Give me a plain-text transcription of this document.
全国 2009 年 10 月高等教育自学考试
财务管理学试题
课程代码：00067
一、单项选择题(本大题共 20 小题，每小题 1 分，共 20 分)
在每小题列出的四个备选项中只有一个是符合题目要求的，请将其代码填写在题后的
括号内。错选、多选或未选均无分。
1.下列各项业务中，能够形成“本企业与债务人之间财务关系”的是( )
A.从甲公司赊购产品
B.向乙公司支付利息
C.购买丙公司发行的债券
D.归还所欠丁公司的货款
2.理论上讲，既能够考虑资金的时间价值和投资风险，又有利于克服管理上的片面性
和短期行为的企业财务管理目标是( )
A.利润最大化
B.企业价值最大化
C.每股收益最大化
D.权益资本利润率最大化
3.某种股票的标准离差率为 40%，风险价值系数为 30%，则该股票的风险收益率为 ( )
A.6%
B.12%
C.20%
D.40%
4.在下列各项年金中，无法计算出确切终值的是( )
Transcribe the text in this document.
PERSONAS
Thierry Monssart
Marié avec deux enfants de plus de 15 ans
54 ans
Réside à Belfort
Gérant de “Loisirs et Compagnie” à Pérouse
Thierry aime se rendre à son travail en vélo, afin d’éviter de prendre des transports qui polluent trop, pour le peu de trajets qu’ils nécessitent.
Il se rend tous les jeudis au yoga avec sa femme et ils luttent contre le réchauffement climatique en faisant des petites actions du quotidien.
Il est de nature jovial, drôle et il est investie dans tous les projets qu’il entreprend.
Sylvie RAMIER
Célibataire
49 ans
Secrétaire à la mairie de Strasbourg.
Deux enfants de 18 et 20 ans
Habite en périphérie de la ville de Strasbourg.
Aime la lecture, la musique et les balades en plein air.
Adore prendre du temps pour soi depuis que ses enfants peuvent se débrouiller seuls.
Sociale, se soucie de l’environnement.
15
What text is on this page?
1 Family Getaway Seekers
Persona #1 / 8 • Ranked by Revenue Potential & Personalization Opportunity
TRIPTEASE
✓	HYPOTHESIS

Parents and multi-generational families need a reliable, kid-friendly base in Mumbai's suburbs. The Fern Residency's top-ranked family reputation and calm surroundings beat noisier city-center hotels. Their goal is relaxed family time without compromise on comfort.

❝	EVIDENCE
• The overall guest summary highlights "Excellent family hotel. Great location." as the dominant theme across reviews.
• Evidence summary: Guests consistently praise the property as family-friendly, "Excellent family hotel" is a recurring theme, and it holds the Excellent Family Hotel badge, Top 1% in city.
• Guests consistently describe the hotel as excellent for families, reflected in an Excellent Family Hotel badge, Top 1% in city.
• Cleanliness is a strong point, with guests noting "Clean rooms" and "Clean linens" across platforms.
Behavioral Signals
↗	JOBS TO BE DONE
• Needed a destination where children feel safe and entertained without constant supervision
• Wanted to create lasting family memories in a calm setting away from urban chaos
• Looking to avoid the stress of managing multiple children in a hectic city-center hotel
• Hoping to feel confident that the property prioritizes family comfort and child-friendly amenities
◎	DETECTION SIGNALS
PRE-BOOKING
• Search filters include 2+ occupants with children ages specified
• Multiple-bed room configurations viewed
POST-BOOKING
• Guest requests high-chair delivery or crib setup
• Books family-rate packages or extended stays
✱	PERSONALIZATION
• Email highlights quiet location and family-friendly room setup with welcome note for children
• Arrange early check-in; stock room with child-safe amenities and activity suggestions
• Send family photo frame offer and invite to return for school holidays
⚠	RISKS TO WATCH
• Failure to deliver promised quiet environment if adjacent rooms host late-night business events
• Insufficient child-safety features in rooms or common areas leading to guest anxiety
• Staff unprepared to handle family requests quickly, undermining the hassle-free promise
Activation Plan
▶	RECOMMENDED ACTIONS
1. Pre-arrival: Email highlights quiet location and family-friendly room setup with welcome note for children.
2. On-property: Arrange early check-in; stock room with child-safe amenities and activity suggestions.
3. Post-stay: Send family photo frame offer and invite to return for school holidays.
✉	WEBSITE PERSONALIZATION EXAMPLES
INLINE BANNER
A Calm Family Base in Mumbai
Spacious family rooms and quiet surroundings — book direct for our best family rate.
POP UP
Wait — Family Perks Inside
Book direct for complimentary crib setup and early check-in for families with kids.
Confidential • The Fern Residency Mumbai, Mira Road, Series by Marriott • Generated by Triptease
◇ ◇ ◇
» **DO THIS**
Copy each line of the records above that carries the word "surroundings".

» **FINISHED EXERCISE**
Parents and multi-generational families need a reliable, kid-friendly base in Mumbai's suburbs. The Fern Residency's top-ranked family reputation and calm surroundings beat noisier city-center hotels. Their goal is relaxed family time without compromise on comfort.
Spacious family rooms and quiet surroundings — book direct for our best family rate.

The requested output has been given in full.